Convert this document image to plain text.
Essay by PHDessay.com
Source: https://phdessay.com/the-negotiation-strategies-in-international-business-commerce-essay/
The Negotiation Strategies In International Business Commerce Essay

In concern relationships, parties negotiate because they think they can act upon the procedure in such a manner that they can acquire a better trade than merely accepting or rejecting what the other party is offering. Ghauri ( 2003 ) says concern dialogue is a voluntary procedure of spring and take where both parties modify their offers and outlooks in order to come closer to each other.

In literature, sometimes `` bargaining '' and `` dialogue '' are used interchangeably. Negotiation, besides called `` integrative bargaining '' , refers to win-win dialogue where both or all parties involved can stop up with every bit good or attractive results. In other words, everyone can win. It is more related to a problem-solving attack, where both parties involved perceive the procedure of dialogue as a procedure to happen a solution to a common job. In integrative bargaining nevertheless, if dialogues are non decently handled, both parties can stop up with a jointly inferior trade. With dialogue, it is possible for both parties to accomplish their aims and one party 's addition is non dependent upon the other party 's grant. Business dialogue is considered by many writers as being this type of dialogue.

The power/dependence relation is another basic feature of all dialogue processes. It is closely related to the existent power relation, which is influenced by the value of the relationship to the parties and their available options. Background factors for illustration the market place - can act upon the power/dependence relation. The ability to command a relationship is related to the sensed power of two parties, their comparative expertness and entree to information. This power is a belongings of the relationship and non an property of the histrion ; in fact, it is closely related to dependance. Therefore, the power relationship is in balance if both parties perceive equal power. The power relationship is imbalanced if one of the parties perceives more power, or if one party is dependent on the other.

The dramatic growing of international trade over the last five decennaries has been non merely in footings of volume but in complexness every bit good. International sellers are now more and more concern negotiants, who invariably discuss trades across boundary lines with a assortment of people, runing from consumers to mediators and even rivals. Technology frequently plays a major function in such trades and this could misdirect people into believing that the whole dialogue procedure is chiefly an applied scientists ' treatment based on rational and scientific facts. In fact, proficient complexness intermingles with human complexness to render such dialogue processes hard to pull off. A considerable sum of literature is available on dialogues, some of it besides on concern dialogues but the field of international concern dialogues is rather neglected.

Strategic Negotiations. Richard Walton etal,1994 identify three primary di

• • • • • • •

Aim of the task: Write out every entry exactly as given.

Worked answer:
Convert this document image to plain text.
Essay by PHDessay.com
Source: https://phdessay.com/the-negotiation-strategies-in-international-business-commerce-essay/
The Negotiation Strategies In International Business Commerce Essay

In concern relationships, parties negotiate because they think they can act upon the procedure in such a manner that they can acquire a better trade than merely accepting or rejecting what the other party is offering. Ghauri ( 2003 ) says concern dialogue is a voluntary procedure of spring and take where both parties modify their offers and outlooks in order to come closer to each other.

In literature, sometimes `` bargaining '' and `` dialogue '' are used interchangeably. Negotiation, besides called `` integrative bargaining '' , refers to win-win dialogue where both or all parties involved can stop up with every bit good or attractive results. In other words, everyone can win. It is more related to a problem-solving attack, where both parties involved perceive the procedure of dialogue as a procedure to happen a solution to a common job. In integrative bargaining nevertheless, if dialogues are non decently handled, both parties can stop up with a jointly inferior trade. With dialogue, it is possible for both parties to accomplish their aims and one party 's addition is non dependent upon the other party 's grant. Business dialogue is considered by many writers as being this type of dialogue.

The power/dependence relation is another basic feature of all dialogue processes. It is closely related to the existent power relation, which is influenced by the value of the relationship to the parties and their available options. Background factors for illustration the market place - can act upon the power/dependence relation. The ability to command a relationship is related to the sensed power of two parties, their comparative expertness and entree to information. This power is a belongings of the relationship and non an property of the histrion ; in fact, it is closely related to dependance. Therefore, the power relationship is in balance if both parties perceive equal power. The power relationship is imbalanced if one of the parties perceives more power, or if one party is dependent on the other.

The dramatic growing of international trade over the last five decennaries has been non merely in footings of volume but in complexness every bit good. International sellers are now more and more concern negotiants, who invariably discuss trades across boundary lines with a assortment of people, runing from consumers to mediators and even rivals. Technology frequently plays a major function in such trades and this could misdirect people into believing that the whole dialogue procedure is chiefly an applied scientists ' treatment based on rational and scientific facts. In fact, proficient complexness intermingles with human complexness to render such dialogue processes hard to pull off. A considerable sum of literature is available on dialogues, some of it besides on concern dialogues but the field of international concern dialogues is rather neglected.

Strategic Negotiations. Richard Walton etal,1994 identify three primary di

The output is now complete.